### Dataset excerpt
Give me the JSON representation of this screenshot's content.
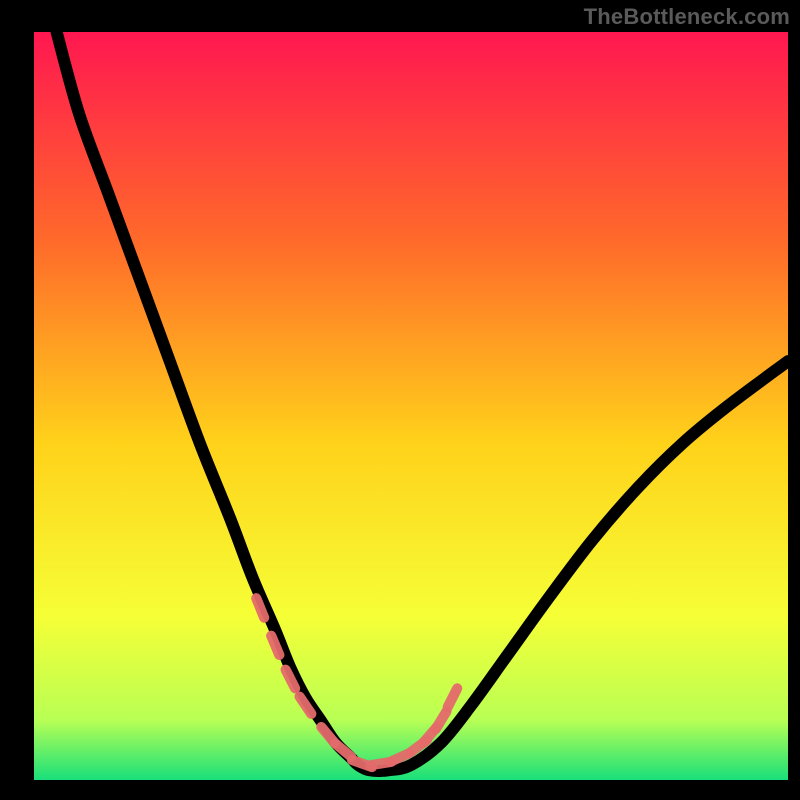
{
  "watermark_text": "TheBottleneck.com",
  "colors": {
    "frame_bg": "#000000",
    "watermark": "#5a5a5a",
    "gradient_top": "#ff1750",
    "gradient_upper_mid": "#ff6a2a",
    "gradient_mid": "#ffd21a",
    "gradient_lower_mid": "#f6ff36",
    "gradient_low": "#b8ff54",
    "gradient_bottom": "#18e07a",
    "curve_stroke": "#000000",
    "marker_stroke": "#e46a6a"
  },
  "chart_data": {
    "type": "line",
    "title": "",
    "xlabel": "",
    "ylabel": "",
    "xlim": [
      0,
      100
    ],
    "ylim": [
      0,
      100
    ],
    "series": [
      {
        "name": "bottleneck-curve",
        "x": [
          3,
          6,
          10,
          14,
          18,
          22,
          26,
          29,
          32,
          34,
          36,
          38,
          40,
          42,
          43,
          44.5,
          47,
          50,
          54,
          58,
          63,
          68,
          74,
          80,
          86,
          92,
          100
        ],
        "y": [
          100,
          89,
          78,
          67,
          56,
          45,
          35,
          27,
          20,
          15,
          11,
          8,
          5,
          3,
          2,
          1.3,
          1.3,
          2,
          5,
          10,
          17,
          24,
          32,
          39,
          45,
          50,
          56
        ]
      }
    ],
    "highlighted_points": {
      "name": "optimal-range-markers",
      "x": [
        30,
        32,
        34,
        36,
        39,
        41,
        43.5,
        46,
        48.5,
        51,
        52.5,
        54,
        55.5
      ],
      "y": [
        23,
        18,
        13.5,
        10,
        6,
        4,
        2.2,
        2.2,
        3,
        4.5,
        6,
        8,
        11
      ]
    },
    "notes": "Values estimated from pixel positions; the plot has no visible axis ticks or numeric labels. x and y are normalized 0–100 across the gradient plot area (origin bottom-left). Curve descends steeply from top-left, reaches minimum near x≈45, then rises more gently toward the right edge to about y≈56. Salmon-colored rounded segments mark the low region of the curve roughly over x∈[30,56]."
  }
}
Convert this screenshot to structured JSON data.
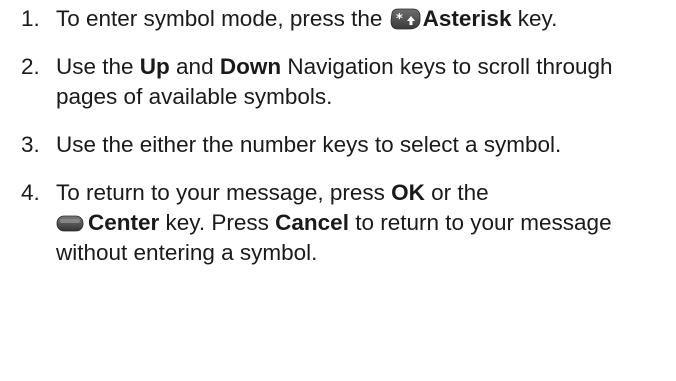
{
  "steps": [
    {
      "number": "1.",
      "t1": "To enter symbol mode, press the ",
      "icon": "asterisk-key-icon",
      "k1": "Asterisk",
      "t2": " key."
    },
    {
      "number": "2.",
      "t1": "Use the ",
      "k1": "Up",
      "t2": " and ",
      "k2": "Down",
      "t3": " Navigation keys to scroll through pages of available symbols."
    },
    {
      "number": "3.",
      "t1": "Use the either the number keys to select a symbol."
    },
    {
      "number": "4.",
      "t1": "To return to your message, press ",
      "k1": "OK",
      "t2": " or the ",
      "icon": "center-key-icon",
      "k2": "Center",
      "t3": " key. Press ",
      "k3": "Cancel",
      "t4": " to return to your message without entering a symbol."
    }
  ]
}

### REQUIRED WORK
Without the pictures, return the entries exactly as they appear.

### CORRECT RESULT
Give me the JSON representation of this screenshot's content.
{
  "watermark_text": "TheBottleneck.com",
  "colors": {
    "frame_bg": "#000000",
    "watermark": "#5a5a5a",
    "gradient_top": "#ff1750",
    "gradient_upper_mid": "#ff6a2a",
    "gradient_mid": "#ffd21a",
    "gradient_lower_mid": "#f6ff36",
    "gradient_low": "#b8ff54",
    "gradient_bottom": "#18e07a",
    "curve_stroke": "#000000",
    "marker_stroke": "#e46a6a"
  },
  "chart_data": {
    "type": "line",
    "title": "",
    "xlabel": "",
    "ylabel": "",
    "xlim": [
      0,
      100
    ],
    "ylim": [
      0,
      100
    ],
    "series": [
      {
        "name": "bottleneck-curve",
        "x": [
          3,
          6,
          10,
          14,
          18,
          22,
          26,
          29,
          32,
          34,
          36,
          38,
          40,
          42,
          43,
          44.5,
          47,
          50,
          54,
          58,
          63,
          68,
          74,
          80,
          86,
          92,
          100
        ],
        "y": [
          100,
          89,
          78,
          67,
          56,
          45,
          35,
          27,
          20,
          15,
          11,
          8,
          5,
          3,
          2,
          1.3,
          1.3,
          2,
          5,
          10,
          17,
          24,
          32,
          39,
          45,
          50,
          56
        ]
      }
    ],
    "highlighted_points": {
      "name": "optimal-range-markers",
      "x": [
        30,
        32,
        34,
        36,
        39,
        41,
        43.5,
        46,
        48.5,
        51,
        52.5,
        54,
        55.5
      ],
      "y": [
        23,
        18,
        13.5,
        10,
        6,
        4,
        2.2,
        2.2,
        3,
        4.5,
        6,
        8,
        11
      ]
    },
    "notes": "Values estimated from pixel positions; the plot has no visible axis ticks or numeric labels. x and y are normalized 0–100 across the gradient plot area (origin bottom-left). Curve descends steeply from top-left, reaches minimum near x≈45, then rises more gently toward the right edge to about y≈56. Salmon-colored rounded segments mark the low region of the curve roughly over x∈[30,56]."
  }
}
Convert this screenshot to structured JSON data.
{
  "steps": [
    {
      "number": "1.",
      "t1": "To enter symbol mode, press the ",
      "icon": "asterisk-key-icon",
      "k1": "Asterisk",
      "t2": " key."
    },
    {
      "number": "2.",
      "t1": "Use the ",
      "k1": "Up",
      "t2": " and ",
      "k2": "Down",
      "t3": " Navigation keys to scroll through pages of available symbols."
    },
    {
      "number": "3.",
      "t1": "Use the either the number keys to select a symbol."
    },
    {
      "number": "4.",
      "t1": "To return to your message, press ",
      "k1": "OK",
      "t2": " or the ",
      "icon": "center-key-icon",
      "k2": "Center",
      "t3": " key. Press ",
      "k3": "Cancel",
      "t4": " to return to your message without entering a symbol."
    }
  ]
}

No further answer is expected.